**EXERCISE DESCRIPTION**
Write each line out again exactly as written.

# start of INPUT

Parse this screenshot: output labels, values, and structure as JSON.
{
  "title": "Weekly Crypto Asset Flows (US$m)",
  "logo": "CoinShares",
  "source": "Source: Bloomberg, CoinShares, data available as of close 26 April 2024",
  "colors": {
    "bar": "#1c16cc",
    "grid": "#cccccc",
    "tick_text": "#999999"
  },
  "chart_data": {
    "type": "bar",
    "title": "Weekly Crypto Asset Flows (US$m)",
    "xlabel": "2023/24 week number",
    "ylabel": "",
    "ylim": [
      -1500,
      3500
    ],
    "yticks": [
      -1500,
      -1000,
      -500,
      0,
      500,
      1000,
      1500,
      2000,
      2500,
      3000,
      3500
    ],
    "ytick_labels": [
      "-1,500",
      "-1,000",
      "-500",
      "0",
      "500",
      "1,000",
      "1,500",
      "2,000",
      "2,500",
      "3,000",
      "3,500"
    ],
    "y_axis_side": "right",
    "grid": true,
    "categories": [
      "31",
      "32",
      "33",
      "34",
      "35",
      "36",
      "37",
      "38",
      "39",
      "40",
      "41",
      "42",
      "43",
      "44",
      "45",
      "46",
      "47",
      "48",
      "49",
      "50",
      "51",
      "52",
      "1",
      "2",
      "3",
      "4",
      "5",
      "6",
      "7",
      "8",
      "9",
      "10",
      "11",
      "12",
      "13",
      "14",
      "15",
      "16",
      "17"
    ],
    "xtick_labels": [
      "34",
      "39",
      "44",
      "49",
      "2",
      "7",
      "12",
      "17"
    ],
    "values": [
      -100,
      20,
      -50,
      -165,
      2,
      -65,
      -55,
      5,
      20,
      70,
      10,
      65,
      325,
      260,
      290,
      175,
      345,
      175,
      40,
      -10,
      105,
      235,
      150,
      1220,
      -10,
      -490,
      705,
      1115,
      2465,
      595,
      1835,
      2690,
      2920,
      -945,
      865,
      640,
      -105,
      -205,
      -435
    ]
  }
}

# end of INPUT

**WRITTEN RESPONSE**
Parse this screenshot: output labels, values, and structure as JSON.
{
  "title": "Weekly Crypto Asset Flows (US$m)",
  "logo": "CoinShares",
  "source": "Source: Bloomberg, CoinShares, data available as of close 26 April 2024",
  "colors": {
    "bar": "#1c16cc",
    "grid": "#cccccc",
    "tick_text": "#999999"
  },
  "chart_data": {
    "type": "bar",
    "title": "Weekly Crypto Asset Flows (US$m)",
    "xlabel": "2023/24 week number",
    "ylabel": "",
    "ylim": [
      -1500,
      3500
    ],
    "yticks": [
      -1500,
      -1000,
      -500,
      0,
      500,
      1000,
      1500,
      2000,
      2500,
      3000,
      3500
    ],
    "ytick_labels": [
      "-1,500",
      "-1,000",
      "-500",
      "0",
      "500",
      "1,000",
      "1,500",
      "2,000",
      "2,500",
      "3,000",
      "3,500"
    ],
    "y_axis_side": "right",
    "grid": true,
    "categories": [
      "31",
      "32",
      "33",
      "34",
      "35",
      "36",
      "37",
      "38",
      "39",
      "40",
      "41",
      "42",
      "43",
      "44",
      "45",
      "46",
      "47",
      "48",
      "49",
      "50",
      "51",
      "52",
      "1",
      "2",
      "3",
      "4",
      "5",
      "6",
      "7",
      "8",
      "9",
      "10",
      "11",
      "12",
      "13",
      "14",
      "15",
      "16",
      "17"
    ],
    "xtick_labels": [
      "34",
      "39",
      "44",
      "49",
      "2",
      "7",
      "12",
      "17"
    ],
    "values": [
      -100,
      20,
      -50,
      -165,
      2,
      -65,
      -55,
      5,
      20,
      70,
      10,
      65,
      325,
      260,
      290,
      175,
      345,
      175,
      40,
      -10,
      105,
      235,
      150,
      1220,
      -10,
      -490,
      705,
      1115,
      2465,
      595,
      1835,
      2690,
      2920,
      -945,
      865,
      640,
      -105,
      -205,
      -435
    ]
  }
}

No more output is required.